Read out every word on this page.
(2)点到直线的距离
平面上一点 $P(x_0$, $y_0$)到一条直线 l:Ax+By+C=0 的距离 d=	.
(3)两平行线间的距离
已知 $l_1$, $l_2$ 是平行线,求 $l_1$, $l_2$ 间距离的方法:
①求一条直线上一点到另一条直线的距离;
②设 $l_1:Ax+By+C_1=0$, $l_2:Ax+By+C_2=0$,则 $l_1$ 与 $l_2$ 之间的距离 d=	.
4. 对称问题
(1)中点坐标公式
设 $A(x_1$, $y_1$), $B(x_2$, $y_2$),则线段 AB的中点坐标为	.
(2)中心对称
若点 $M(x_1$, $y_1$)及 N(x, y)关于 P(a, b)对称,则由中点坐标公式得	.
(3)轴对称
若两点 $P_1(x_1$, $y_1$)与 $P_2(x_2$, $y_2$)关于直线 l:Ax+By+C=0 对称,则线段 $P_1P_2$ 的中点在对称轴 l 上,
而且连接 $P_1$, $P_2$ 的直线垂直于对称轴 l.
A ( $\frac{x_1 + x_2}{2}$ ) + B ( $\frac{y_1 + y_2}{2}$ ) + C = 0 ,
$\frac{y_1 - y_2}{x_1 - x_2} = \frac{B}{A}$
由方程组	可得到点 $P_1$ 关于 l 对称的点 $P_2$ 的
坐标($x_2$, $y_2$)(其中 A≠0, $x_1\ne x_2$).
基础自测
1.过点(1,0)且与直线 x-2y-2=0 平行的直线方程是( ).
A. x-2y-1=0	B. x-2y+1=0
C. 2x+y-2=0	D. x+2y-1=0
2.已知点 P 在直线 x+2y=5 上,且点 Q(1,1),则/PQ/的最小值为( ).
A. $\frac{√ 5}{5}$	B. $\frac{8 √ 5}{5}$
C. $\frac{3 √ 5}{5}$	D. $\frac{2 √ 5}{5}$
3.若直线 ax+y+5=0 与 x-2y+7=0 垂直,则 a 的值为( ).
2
* * *
PROBLEM DETAILS: Give back all the data exactly as written.

WRITTEN RESPONSE:
Read out every word on this page.
(2)点到直线的距离
平面上一点 $P(x_0$, $y_0$)到一条直线 l:Ax+By+C=0 的距离 d=	.
(3)两平行线间的距离
已知 $l_1$, $l_2$ 是平行线,求 $l_1$, $l_2$ 间距离的方法:
①求一条直线上一点到另一条直线的距离;
②设 $l_1:Ax+By+C_1=0$, $l_2:Ax+By+C_2=0$,则 $l_1$ 与 $l_2$ 之间的距离 d=	.
4. 对称问题
(1)中点坐标公式
设 $A(x_1$, $y_1$), $B(x_2$, $y_2$),则线段 AB的中点坐标为	.
(2)中心对称
若点 $M(x_1$, $y_1$)及 N(x, y)关于 P(a, b)对称,则由中点坐标公式得	.
(3)轴对称
若两点 $P_1(x_1$, $y_1$)与 $P_2(x_2$, $y_2$)关于直线 l:Ax+By+C=0 对称,则线段 $P_1P_2$ 的中点在对称轴 l 上,
而且连接 $P_1$, $P_2$ 的直线垂直于对称轴 l.
A ( $\frac{x_1 + x_2}{2}$ ) + B ( $\frac{y_1 + y_2}{2}$ ) + C = 0 ,
$\frac{y_1 - y_2}{x_1 - x_2} = \frac{B}{A}$
由方程组	可得到点 $P_1$ 关于 l 对称的点 $P_2$ 的
坐标($x_2$, $y_2$)(其中 A≠0, $x_1\ne x_2$).
基础自测
1.过点(1,0)且与直线 x-2y-2=0 平行的直线方程是( ).
A. x-2y-1=0	B. x-2y+1=0
C. 2x+y-2=0	D. x+2y-1=0
2.已知点 P 在直线 x+2y=5 上,且点 Q(1,1),则/PQ/的最小值为( ).
A. $\frac{√ 5}{5}$	B. $\frac{8 √ 5}{5}$
C. $\frac{3 √ 5}{5}$	D. $\frac{2 √ 5}{5}$
3.若直线 ax+y+5=0 与 x-2y+7=0 垂直,则 a 的值为( ).
2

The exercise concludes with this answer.